(THE TASK)
Find every line in the records below that holds the word "permanent", and copy it out.

(RECORDS PROVIDED)
>> Start
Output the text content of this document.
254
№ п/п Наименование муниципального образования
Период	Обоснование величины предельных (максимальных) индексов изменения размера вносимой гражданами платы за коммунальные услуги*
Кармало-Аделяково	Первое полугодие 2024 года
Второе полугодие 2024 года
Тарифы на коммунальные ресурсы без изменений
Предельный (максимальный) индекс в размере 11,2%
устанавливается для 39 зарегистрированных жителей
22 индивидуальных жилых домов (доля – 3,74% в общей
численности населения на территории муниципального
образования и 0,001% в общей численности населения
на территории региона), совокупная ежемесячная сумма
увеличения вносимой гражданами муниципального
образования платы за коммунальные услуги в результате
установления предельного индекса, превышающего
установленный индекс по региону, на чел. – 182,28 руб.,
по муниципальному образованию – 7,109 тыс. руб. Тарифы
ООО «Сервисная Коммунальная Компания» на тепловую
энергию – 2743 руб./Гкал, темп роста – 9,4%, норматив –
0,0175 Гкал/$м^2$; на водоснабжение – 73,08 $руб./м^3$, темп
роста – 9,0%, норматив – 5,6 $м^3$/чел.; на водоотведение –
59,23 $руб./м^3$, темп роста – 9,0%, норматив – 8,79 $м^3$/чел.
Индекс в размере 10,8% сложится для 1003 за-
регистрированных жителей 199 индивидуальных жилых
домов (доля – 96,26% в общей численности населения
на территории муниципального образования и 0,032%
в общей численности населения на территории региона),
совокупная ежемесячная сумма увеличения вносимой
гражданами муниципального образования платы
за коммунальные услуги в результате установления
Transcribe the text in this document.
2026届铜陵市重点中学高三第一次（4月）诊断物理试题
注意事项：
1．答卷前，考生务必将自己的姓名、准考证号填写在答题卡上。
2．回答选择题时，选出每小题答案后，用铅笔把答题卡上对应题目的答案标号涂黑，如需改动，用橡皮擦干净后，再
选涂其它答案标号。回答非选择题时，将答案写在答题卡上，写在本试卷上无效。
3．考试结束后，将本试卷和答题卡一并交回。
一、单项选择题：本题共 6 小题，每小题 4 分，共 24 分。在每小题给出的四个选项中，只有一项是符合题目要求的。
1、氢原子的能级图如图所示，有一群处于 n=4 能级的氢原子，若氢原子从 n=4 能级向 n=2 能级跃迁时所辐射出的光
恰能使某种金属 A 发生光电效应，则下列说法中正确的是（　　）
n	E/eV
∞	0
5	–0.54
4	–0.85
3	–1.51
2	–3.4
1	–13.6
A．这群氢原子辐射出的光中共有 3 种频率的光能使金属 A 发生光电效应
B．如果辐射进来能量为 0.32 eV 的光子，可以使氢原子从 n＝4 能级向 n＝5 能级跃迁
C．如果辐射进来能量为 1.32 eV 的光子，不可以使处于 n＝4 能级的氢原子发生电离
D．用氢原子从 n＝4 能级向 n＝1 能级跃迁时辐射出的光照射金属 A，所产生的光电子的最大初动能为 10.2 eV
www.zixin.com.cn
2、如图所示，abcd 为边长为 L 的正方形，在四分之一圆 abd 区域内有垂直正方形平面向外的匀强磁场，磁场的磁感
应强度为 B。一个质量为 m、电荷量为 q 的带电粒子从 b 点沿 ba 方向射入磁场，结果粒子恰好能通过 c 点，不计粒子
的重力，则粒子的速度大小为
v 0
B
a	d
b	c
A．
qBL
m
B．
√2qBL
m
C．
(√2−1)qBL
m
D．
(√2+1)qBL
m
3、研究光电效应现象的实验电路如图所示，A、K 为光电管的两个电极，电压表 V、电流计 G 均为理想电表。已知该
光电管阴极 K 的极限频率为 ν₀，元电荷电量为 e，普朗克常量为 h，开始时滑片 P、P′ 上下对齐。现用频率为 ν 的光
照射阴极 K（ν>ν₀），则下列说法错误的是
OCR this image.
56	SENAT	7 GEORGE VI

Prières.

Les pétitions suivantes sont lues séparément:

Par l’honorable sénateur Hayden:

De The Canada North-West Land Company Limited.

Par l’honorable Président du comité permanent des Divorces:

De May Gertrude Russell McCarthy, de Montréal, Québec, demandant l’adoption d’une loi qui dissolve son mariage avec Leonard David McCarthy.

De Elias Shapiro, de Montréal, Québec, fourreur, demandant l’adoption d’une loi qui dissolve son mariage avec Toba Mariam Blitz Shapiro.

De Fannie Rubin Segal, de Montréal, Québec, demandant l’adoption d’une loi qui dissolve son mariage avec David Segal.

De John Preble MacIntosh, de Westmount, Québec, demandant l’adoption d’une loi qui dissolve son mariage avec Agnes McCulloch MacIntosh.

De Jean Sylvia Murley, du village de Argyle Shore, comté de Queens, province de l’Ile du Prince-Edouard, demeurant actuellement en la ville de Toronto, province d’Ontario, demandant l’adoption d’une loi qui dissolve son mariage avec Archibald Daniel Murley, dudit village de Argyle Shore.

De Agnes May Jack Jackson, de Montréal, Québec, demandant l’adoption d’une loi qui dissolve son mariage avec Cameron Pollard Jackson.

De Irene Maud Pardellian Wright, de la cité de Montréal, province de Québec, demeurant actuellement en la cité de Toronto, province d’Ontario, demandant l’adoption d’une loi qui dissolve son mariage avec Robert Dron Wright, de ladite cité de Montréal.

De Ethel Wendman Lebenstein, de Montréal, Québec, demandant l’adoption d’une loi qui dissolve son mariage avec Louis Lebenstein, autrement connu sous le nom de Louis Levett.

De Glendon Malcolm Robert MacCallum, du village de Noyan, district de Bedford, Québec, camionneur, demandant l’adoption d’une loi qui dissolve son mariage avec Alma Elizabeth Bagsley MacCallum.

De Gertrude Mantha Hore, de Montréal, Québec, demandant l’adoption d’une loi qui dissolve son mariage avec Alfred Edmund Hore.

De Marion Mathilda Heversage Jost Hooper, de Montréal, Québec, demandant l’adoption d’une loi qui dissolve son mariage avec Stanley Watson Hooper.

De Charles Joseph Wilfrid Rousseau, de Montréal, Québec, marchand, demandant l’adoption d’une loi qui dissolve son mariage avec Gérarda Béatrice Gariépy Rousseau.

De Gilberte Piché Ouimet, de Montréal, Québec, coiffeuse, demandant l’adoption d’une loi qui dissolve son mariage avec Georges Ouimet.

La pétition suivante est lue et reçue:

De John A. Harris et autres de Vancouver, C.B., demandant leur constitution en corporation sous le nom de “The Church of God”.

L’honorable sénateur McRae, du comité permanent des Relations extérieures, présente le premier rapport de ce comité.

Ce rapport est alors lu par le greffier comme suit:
>> End
(ANSWER BELOW)
Par l’honorable Président du comité permanent des Divorces:
L’honorable sénateur McRae, du comité permanent des Relations extérieures, présente le premier rapport de ce comité.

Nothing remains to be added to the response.